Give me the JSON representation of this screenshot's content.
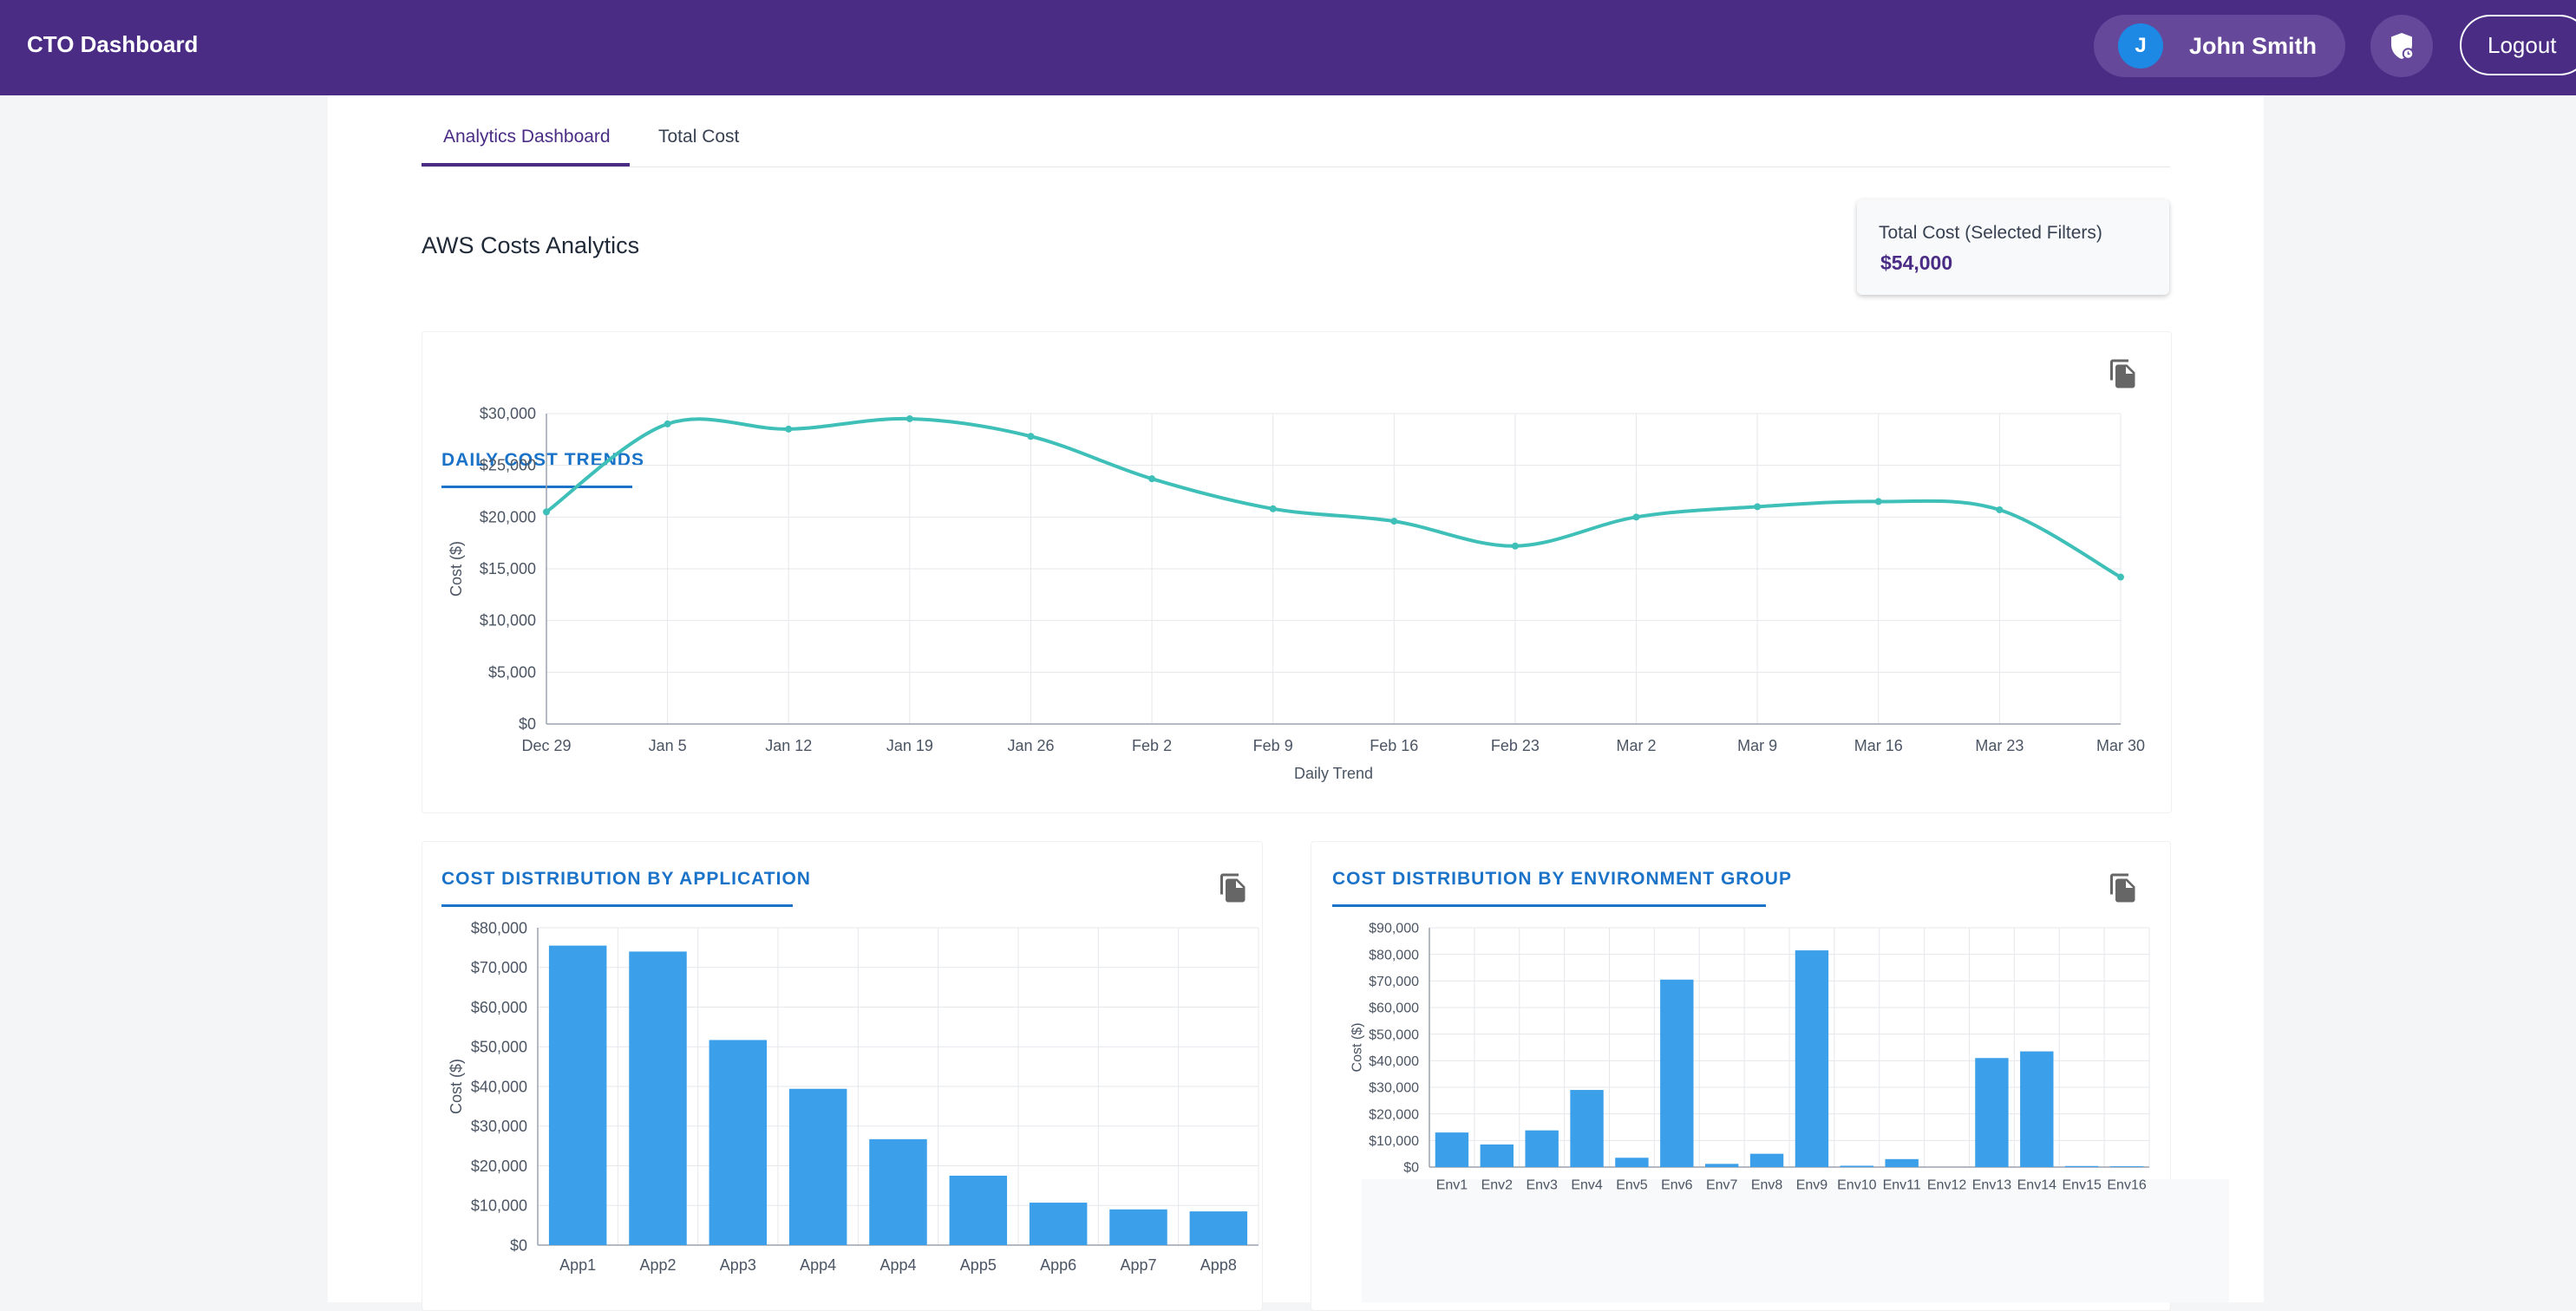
{
  "header": {
    "title": "CTO Dashboard",
    "user_initial": "J",
    "user_name": "John Smith",
    "logout_label": "Logout"
  },
  "tabs": [
    {
      "label": "Analytics Dashboard",
      "active": true
    },
    {
      "label": "Total Cost",
      "active": false
    }
  ],
  "page_title": "AWS Costs Analytics",
  "total_card": {
    "label": "Total Cost (Selected Filters)",
    "value": "$54,000"
  },
  "colors": {
    "brand": "#4a2c85",
    "accent_blue": "#1a73c8",
    "line": "#3ebfb8",
    "bar": "#3b9fe9"
  },
  "chart_data": [
    {
      "type": "line",
      "title": "DAILY COST TRENDS",
      "xlabel": "Daily Trend",
      "ylabel": "Cost ($)",
      "ylim": [
        0,
        30000
      ],
      "yticks": [
        "$0",
        "$5,000",
        "$10,000",
        "$15,000",
        "$20,000",
        "$25,000",
        "$30,000"
      ],
      "categories": [
        "Dec 29",
        "Jan 5",
        "Jan 12",
        "Jan 19",
        "Jan 26",
        "Feb 2",
        "Feb 9",
        "Feb 16",
        "Feb 23",
        "Mar 2",
        "Mar 9",
        "Mar 16",
        "Mar 23",
        "Mar 30"
      ],
      "values": [
        20500,
        29000,
        28500,
        29500,
        27800,
        23700,
        20800,
        19600,
        17200,
        20000,
        21000,
        21500,
        20700,
        14200
      ]
    },
    {
      "type": "bar",
      "title": "COST DISTRIBUTION BY APPLICATION",
      "xlabel": "",
      "ylabel": "Cost ($)",
      "ylim": [
        0,
        80000
      ],
      "yticks": [
        "$0",
        "$10,000",
        "$20,000",
        "$30,000",
        "$40,000",
        "$50,000",
        "$60,000",
        "$70,000",
        "$80,000"
      ],
      "categories": [
        "App1",
        "App2",
        "App3",
        "App4",
        "App4",
        "App5",
        "App6",
        "App7",
        "App8"
      ],
      "values": [
        75500,
        74000,
        51700,
        39400,
        26700,
        17500,
        10700,
        9000,
        8500
      ]
    },
    {
      "type": "bar",
      "title": "COST DISTRIBUTION BY ENVIRONMENT GROUP",
      "xlabel": "",
      "ylabel": "Cost ($)",
      "ylim": [
        0,
        90000
      ],
      "yticks": [
        "$0",
        "$10,000",
        "$20,000",
        "$30,000",
        "$40,000",
        "$50,000",
        "$60,000",
        "$70,000",
        "$80,000",
        "$90,000"
      ],
      "categories": [
        "Env1",
        "Env2",
        "Env3",
        "Env4",
        "Env5",
        "Env6",
        "Env7",
        "Env8",
        "Env9",
        "Env10",
        "Env11",
        "Env12",
        "Env13",
        "Env14",
        "Env15",
        "Env16"
      ],
      "values": [
        13000,
        8500,
        13800,
        29000,
        3500,
        70500,
        1200,
        5000,
        81500,
        500,
        3000,
        0,
        41000,
        43500,
        400,
        300
      ]
    }
  ]
}
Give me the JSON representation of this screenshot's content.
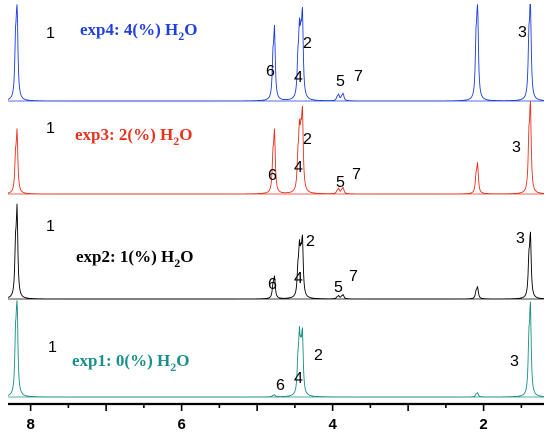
{
  "chart_data": {
    "type": "line",
    "title": "",
    "xlabel": "",
    "ylabel": "",
    "xlim": [
      8.3,
      1.2
    ],
    "x_reversed": true,
    "x_ticks": [
      8,
      6,
      4,
      2
    ],
    "x_tick_labels": [
      "8",
      "6",
      "4",
      "2"
    ],
    "grid": false,
    "series": [
      {
        "name": "exp4: 4(%) H2O",
        "title_main": "exp4: 4(%) H",
        "title_sub": "2",
        "title_tail": "O",
        "color": "#1f3fe0",
        "peaks": [
          {
            "ppm": 8.18,
            "height": 1.0,
            "label": "1"
          },
          {
            "ppm": 4.77,
            "height": 0.72,
            "label": "6"
          },
          {
            "ppm": 4.44,
            "height": 0.62,
            "label": "4"
          },
          {
            "ppm": 4.4,
            "height": 0.85,
            "label": "2"
          },
          {
            "ppm": 3.92,
            "height": 0.06,
            "label": "5"
          },
          {
            "ppm": 3.86,
            "height": 0.07,
            "label": "7"
          },
          {
            "ppm": 2.08,
            "height": 1.0,
            "label": ""
          },
          {
            "ppm": 1.38,
            "height": 1.0,
            "label": "3"
          }
        ]
      },
      {
        "name": "exp3: 2(%) H2O",
        "title_main": "exp3: 2(%) H",
        "title_sub": "2",
        "title_tail": "O",
        "color": "#e8321e",
        "peaks": [
          {
            "ppm": 8.18,
            "height": 0.62,
            "label": "1"
          },
          {
            "ppm": 4.77,
            "height": 0.62,
            "label": "6"
          },
          {
            "ppm": 4.44,
            "height": 0.55,
            "label": "4"
          },
          {
            "ppm": 4.4,
            "height": 0.8,
            "label": "2"
          },
          {
            "ppm": 3.92,
            "height": 0.05,
            "label": "5"
          },
          {
            "ppm": 3.86,
            "height": 0.06,
            "label": "7"
          },
          {
            "ppm": 2.08,
            "height": 0.3,
            "label": ""
          },
          {
            "ppm": 1.38,
            "height": 0.9,
            "label": "3"
          }
        ]
      },
      {
        "name": "exp2: 1(%) H2O",
        "title_main": "exp2: 1(%) H",
        "title_sub": "2",
        "title_tail": "O",
        "color": "#000000",
        "peaks": [
          {
            "ppm": 8.18,
            "height": 0.9,
            "label": "1"
          },
          {
            "ppm": 4.77,
            "height": 0.22,
            "label": "6"
          },
          {
            "ppm": 4.44,
            "height": 0.45,
            "label": "4"
          },
          {
            "ppm": 4.4,
            "height": 0.58,
            "label": "2"
          },
          {
            "ppm": 3.92,
            "height": 0.03,
            "label": "5"
          },
          {
            "ppm": 3.86,
            "height": 0.04,
            "label": "7"
          },
          {
            "ppm": 2.08,
            "height": 0.12,
            "label": ""
          },
          {
            "ppm": 1.38,
            "height": 0.65,
            "label": "3"
          }
        ]
      },
      {
        "name": "exp1: 0(%) H2O",
        "title_main": "exp1: 0(%) H",
        "title_sub": "2",
        "title_tail": "O",
        "color": "#1a8f8a",
        "peaks": [
          {
            "ppm": 8.18,
            "height": 1.0,
            "label": "1"
          },
          {
            "ppm": 4.77,
            "height": 0.02,
            "label": "6"
          },
          {
            "ppm": 4.44,
            "height": 0.55,
            "label": "4"
          },
          {
            "ppm": 4.4,
            "height": 0.62,
            "label": "2"
          },
          {
            "ppm": 2.08,
            "height": 0.04,
            "label": ""
          },
          {
            "ppm": 1.38,
            "height": 0.92,
            "label": "3"
          }
        ]
      }
    ]
  }
}
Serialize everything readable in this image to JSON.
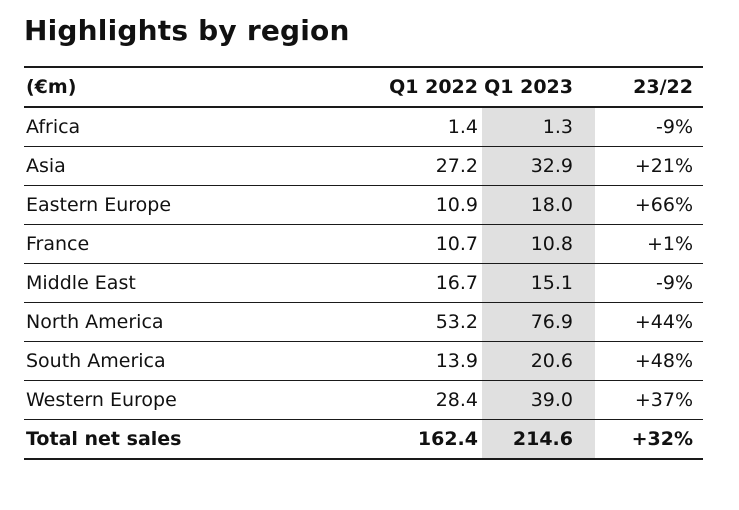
{
  "title": "Highlights by region",
  "table": {
    "columns": [
      "(€m)",
      "Q1 2022",
      "Q1 2023",
      "23/22"
    ],
    "rows": [
      {
        "region": "Africa",
        "q1_2022": "1.4",
        "q1_2023": "1.3",
        "change": "-9%"
      },
      {
        "region": "Asia",
        "q1_2022": "27.2",
        "q1_2023": "32.9",
        "change": "+21%"
      },
      {
        "region": "Eastern Europe",
        "q1_2022": "10.9",
        "q1_2023": "18.0",
        "change": "+66%"
      },
      {
        "region": "France",
        "q1_2022": "10.7",
        "q1_2023": "10.8",
        "change": "+1%"
      },
      {
        "region": "Middle East",
        "q1_2022": "16.7",
        "q1_2023": "15.1",
        "change": "-9%"
      },
      {
        "region": "North America",
        "q1_2022": "53.2",
        "q1_2023": "76.9",
        "change": "+44%"
      },
      {
        "region": "South America",
        "q1_2022": "13.9",
        "q1_2023": "20.6",
        "change": "+48%"
      },
      {
        "region": "Western Europe",
        "q1_2022": "28.4",
        "q1_2023": "39.0",
        "change": "+37%"
      }
    ],
    "total": {
      "region": "Total net sales",
      "q1_2022": "162.4",
      "q1_2023": "214.6",
      "change": "+32%"
    }
  },
  "colors": {
    "highlight_column": "#e0e0e0",
    "rule": "#1a1a1a",
    "text": "#111111"
  }
}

__Direction__
From the data, collect all lines where the string "xlabel" appears.

__Solution for this exercise__
      "xlabel": "Daily Trend",
      "xlabel": "",
      "xlabel": "",
    "xlabel": "",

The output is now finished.